#### Work to be completed
Show every line in the records below that contains the word "可以直接把小的数据类型赋值给大的数据类型".

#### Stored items
+---+

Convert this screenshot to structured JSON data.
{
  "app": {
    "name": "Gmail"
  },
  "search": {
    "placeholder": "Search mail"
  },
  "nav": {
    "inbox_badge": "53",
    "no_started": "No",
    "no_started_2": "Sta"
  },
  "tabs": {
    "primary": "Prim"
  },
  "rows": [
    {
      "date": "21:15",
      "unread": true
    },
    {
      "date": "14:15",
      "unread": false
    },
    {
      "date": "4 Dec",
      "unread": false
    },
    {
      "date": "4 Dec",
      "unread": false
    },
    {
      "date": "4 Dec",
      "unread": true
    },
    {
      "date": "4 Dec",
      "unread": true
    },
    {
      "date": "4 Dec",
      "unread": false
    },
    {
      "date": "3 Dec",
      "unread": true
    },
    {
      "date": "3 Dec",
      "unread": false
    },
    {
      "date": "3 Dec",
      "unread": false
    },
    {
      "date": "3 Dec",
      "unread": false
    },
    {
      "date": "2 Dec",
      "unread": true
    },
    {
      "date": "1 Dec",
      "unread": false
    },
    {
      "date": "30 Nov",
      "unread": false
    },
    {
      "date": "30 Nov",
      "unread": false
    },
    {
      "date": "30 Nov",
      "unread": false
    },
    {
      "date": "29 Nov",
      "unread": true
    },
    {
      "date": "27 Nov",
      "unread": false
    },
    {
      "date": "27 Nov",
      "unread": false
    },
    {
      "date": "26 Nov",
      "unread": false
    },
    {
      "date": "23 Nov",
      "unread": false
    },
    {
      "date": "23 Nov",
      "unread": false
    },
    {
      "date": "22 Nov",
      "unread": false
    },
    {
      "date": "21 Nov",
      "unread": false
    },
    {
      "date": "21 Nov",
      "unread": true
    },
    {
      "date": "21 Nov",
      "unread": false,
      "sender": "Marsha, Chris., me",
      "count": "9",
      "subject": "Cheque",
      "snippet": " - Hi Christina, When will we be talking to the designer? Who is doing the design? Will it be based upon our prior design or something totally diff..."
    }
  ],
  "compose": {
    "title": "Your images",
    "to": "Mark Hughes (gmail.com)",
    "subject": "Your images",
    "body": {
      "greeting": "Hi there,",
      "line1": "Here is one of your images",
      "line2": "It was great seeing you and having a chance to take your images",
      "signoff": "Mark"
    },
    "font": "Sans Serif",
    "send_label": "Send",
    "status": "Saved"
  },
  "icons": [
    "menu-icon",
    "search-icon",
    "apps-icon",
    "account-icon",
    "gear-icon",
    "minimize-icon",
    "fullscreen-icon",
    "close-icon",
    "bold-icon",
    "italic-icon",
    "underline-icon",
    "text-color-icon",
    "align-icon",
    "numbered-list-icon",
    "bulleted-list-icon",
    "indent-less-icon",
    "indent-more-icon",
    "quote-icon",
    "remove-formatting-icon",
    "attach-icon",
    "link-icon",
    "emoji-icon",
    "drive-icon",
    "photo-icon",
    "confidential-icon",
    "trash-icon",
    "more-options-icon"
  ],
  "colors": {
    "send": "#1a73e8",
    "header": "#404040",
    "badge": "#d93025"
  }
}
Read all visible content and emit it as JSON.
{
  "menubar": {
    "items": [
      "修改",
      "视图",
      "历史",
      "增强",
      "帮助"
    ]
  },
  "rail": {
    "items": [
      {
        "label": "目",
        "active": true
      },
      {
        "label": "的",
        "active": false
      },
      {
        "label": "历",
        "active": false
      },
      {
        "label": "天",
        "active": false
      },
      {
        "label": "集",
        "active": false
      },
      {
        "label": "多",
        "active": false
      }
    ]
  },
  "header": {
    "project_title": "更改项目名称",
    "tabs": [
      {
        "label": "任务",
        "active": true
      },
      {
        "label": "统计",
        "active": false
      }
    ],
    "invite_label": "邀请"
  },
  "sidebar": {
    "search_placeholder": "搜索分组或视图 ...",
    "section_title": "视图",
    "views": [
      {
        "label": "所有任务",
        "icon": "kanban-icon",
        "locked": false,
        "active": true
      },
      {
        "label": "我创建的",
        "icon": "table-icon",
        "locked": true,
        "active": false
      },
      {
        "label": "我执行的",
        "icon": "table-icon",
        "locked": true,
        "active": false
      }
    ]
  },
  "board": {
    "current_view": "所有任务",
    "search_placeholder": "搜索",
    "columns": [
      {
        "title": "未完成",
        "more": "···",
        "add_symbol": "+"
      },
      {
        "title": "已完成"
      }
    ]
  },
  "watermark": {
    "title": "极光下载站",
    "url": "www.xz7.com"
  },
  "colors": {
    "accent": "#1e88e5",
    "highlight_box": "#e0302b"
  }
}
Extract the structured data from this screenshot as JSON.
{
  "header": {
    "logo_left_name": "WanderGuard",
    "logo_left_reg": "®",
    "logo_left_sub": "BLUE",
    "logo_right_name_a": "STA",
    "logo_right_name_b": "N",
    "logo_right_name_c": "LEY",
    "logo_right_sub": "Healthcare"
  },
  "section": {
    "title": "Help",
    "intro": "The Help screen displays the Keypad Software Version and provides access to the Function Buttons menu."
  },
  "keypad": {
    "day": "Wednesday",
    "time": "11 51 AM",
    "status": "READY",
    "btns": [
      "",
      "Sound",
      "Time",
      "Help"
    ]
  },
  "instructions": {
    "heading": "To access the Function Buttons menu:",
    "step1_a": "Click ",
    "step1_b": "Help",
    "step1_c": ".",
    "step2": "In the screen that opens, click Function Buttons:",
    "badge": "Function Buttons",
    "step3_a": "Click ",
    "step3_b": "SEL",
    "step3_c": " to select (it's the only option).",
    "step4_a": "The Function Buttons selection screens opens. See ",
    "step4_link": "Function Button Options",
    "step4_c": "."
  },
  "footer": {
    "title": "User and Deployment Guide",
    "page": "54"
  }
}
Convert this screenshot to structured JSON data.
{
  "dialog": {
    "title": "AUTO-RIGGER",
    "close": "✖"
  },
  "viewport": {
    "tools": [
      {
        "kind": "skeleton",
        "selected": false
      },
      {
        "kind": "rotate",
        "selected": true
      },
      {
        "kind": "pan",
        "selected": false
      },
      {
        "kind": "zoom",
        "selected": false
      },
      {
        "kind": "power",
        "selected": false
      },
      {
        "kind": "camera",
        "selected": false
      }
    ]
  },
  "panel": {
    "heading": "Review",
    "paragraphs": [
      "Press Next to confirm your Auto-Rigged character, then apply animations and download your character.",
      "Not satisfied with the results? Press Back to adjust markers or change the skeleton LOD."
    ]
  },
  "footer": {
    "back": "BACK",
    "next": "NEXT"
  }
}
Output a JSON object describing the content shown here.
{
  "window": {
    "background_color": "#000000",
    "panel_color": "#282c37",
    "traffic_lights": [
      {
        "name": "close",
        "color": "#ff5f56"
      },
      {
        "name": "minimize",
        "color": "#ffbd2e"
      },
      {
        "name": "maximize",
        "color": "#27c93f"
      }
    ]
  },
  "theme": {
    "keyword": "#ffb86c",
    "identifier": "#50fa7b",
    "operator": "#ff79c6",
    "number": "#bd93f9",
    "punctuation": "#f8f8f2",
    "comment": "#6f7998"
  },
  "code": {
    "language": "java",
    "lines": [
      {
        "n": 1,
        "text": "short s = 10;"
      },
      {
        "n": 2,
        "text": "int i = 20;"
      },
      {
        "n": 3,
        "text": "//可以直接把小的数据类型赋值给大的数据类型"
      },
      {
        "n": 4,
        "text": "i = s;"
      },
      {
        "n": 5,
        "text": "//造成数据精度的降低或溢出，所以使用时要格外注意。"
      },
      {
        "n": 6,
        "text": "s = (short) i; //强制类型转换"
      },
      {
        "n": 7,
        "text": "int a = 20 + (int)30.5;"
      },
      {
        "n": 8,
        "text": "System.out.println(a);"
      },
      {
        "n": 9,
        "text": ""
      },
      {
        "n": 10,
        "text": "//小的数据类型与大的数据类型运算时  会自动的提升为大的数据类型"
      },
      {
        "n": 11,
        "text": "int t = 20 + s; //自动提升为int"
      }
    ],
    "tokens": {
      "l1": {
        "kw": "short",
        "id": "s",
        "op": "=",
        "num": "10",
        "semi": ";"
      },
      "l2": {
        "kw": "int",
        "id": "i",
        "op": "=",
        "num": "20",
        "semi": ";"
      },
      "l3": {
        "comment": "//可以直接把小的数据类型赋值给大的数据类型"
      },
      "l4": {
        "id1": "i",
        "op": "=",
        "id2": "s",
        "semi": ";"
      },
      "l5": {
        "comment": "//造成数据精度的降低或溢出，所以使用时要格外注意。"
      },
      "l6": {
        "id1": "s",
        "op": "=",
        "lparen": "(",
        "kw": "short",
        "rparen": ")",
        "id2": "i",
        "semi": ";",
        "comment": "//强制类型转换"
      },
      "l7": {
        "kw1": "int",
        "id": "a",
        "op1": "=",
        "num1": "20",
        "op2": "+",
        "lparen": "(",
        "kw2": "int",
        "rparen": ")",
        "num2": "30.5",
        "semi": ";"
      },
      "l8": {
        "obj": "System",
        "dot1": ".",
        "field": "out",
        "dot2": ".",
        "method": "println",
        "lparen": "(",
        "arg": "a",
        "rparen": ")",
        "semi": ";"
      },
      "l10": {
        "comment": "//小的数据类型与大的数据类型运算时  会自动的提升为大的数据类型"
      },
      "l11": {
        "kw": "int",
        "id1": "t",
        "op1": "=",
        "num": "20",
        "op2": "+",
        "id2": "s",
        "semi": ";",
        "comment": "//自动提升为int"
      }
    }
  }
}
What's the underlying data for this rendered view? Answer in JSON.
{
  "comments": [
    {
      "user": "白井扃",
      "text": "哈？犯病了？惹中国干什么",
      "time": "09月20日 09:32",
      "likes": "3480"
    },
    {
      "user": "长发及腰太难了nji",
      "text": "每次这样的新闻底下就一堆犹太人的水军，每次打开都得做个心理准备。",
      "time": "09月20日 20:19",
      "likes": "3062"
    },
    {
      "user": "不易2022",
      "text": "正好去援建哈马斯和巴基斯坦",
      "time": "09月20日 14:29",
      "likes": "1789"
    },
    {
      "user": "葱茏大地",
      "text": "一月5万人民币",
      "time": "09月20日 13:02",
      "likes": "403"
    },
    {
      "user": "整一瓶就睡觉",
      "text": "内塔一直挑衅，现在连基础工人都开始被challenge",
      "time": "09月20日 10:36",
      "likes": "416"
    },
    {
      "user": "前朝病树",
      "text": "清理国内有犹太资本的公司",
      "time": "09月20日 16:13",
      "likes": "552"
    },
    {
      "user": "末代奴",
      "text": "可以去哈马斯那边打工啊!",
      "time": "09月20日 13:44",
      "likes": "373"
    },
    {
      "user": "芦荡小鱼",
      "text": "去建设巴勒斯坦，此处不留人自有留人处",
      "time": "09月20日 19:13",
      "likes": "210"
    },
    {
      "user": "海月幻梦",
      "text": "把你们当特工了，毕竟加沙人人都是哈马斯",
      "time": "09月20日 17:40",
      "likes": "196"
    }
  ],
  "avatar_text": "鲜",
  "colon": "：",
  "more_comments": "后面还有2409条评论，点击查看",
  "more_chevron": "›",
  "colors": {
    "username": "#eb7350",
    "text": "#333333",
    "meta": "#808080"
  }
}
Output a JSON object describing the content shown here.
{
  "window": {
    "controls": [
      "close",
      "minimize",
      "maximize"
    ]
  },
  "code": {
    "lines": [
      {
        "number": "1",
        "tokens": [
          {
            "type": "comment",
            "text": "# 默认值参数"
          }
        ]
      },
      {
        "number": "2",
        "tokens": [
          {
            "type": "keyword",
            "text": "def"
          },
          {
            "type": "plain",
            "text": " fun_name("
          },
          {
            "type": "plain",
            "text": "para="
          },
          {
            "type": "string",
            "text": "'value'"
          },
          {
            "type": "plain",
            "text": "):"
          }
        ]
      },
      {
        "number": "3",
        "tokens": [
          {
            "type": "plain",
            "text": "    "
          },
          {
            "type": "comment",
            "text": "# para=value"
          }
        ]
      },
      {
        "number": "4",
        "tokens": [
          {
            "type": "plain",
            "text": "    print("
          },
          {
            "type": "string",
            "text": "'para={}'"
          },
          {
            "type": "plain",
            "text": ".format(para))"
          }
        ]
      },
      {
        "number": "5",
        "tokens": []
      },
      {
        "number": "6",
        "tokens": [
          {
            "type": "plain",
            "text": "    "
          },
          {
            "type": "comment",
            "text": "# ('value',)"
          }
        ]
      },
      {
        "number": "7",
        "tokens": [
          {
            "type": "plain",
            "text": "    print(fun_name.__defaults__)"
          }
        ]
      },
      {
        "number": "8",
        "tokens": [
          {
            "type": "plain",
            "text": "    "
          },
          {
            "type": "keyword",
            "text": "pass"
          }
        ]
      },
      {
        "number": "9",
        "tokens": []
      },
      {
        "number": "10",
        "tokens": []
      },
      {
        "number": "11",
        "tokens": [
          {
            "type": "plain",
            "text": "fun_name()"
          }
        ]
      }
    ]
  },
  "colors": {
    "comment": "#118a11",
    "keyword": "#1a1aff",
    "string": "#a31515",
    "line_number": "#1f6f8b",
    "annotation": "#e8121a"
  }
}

+---+

#### Reply to the task
        "text": "//可以直接把小的数据类型赋值给大的数据类型"
        "comment": "//可以直接把小的数据类型赋值给大的数据类型"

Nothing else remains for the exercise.